■ **What the task requires**: Find the lines that hold the word "name" and return them.

■ **Recorded data**:
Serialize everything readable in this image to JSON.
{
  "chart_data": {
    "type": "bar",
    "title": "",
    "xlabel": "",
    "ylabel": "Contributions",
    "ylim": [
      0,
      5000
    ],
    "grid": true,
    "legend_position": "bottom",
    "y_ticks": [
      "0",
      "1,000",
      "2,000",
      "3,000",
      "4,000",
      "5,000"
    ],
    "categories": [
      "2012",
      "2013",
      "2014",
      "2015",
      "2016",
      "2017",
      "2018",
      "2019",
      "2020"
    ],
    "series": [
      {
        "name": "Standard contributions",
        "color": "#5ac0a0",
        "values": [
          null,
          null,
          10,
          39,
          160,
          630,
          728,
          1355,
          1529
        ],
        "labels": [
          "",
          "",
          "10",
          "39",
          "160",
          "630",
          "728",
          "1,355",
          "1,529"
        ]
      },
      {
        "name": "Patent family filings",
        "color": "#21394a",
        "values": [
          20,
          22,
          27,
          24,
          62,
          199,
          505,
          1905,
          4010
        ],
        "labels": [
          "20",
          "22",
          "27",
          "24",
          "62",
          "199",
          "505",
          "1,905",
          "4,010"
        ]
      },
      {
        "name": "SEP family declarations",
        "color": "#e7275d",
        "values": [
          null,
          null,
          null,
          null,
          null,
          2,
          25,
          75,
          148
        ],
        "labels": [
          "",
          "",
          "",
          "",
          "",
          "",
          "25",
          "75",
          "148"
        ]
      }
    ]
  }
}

■ **Complete response**:
        "name": "Standard contributions",
        "name": "Patent family filings",
        "name": "SEP family declarations",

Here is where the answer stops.